━━ PAGE TEXT ━━

On 11 October 2016 the Builder filed an application in the Tribunal claiming payment from the Homeowner in the sum of $127,181.01 (the Builder's Application). Then, on 19 October 2016, the Homeowner filed an application in the Tribunal claiming the sum of $130,000, being $110,000 to complete works under the Contract and $20,000 for the rectification of defects (the Homeowner's Application).
The Tribunal made directions to progress both applications, including directions for the filing of evidence in each. Eventually, both applications were listed for hearing as a one-day matter on 20 December 2017. The Tribunal's directions included a direction that the evidence in one application was to be evidence in the other.
At the hearing on 20 December 2017, the Builder unsuccessfully applied for:
1. leave to rely upon an expert report which had been served only one week before the hearing, and outside the time fixed by the Tribunal's directions as to the service of the evidence; and
2. an adjournment of the proceedings.
The Builder's adjournment application having been refused, the hearing proceeded on the allocated hearing day. The matter did not finish and inevitably was stood over to another day, part-heard. This circumstance prompted the Builder to renew the application for leave to rely on the evidence which it had served too late. The Tribunal granted the application for leave to rely on the evidence the second time round. The Tribunal also made directions that required the parties to ensure the experts were available for cross examination when the matter resumed.
The Tribunal fixed both applications, part-heard, for further hearing on 4 April 2018. Due to the unavailability of the Senior Member, the Tribunal fixed the proceedings for further hearing on 9 April 2018. In the lead up to the resumed hearing, on 5 April 2018, the Homeowner applied for an adjournment of the proceedings. Mr Changizi, a director of the Homeowner, made that application on the grounds that the Homeowner needed to obtain alternative legal representation. The application was initially unsuccessful but the Tribunal stood over the Homeowner's application for further consideration by the Senior Member at the hearing on 9 April 2018.
On 9 April 2018, Mr Changizi appeared for the Homeowner. Ms Granger, of counsel, appeared for the Builder. Mr Changizi renewed the Homeowner's earlier adjournment application on the same grounds; the time required for the Homeowner to obtain legal representation.

━━━

In the tribunal proceedings text, what total sum did the Homeowner's application claim, and how was that sum made up? The items that follow the text were drawn from a separate source.

━━ MATERIAL ━━

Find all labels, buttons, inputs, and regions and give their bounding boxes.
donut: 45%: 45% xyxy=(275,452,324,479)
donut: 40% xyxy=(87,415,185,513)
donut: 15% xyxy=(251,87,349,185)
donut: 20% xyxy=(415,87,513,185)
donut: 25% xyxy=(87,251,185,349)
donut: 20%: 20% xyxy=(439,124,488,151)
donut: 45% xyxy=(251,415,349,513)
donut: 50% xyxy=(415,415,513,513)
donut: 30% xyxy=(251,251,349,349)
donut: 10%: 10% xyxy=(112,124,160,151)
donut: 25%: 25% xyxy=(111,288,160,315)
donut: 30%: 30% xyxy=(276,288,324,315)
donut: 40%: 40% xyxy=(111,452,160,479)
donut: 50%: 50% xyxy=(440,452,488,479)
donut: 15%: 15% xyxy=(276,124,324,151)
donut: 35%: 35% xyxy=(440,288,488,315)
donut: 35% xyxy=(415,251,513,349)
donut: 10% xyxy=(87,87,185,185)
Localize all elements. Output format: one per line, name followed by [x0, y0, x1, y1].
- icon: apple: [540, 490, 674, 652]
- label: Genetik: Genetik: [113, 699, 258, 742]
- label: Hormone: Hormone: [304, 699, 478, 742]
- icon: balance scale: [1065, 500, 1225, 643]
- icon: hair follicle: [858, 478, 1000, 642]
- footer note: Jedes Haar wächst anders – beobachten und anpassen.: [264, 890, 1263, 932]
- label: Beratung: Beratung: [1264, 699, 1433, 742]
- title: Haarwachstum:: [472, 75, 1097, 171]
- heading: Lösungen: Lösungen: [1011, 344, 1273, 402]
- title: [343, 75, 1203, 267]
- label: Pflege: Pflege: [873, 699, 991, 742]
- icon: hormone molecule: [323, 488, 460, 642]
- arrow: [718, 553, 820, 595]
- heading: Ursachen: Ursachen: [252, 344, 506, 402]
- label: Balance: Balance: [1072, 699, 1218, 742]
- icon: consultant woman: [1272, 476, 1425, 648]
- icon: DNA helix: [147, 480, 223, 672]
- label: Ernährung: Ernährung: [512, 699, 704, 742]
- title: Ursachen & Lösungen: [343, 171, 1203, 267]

━━━

--- TASK RESULT ---
It claimed $130,000, made up of $110,000 to complete works under the Contract and $20,000 for the rectification of defects.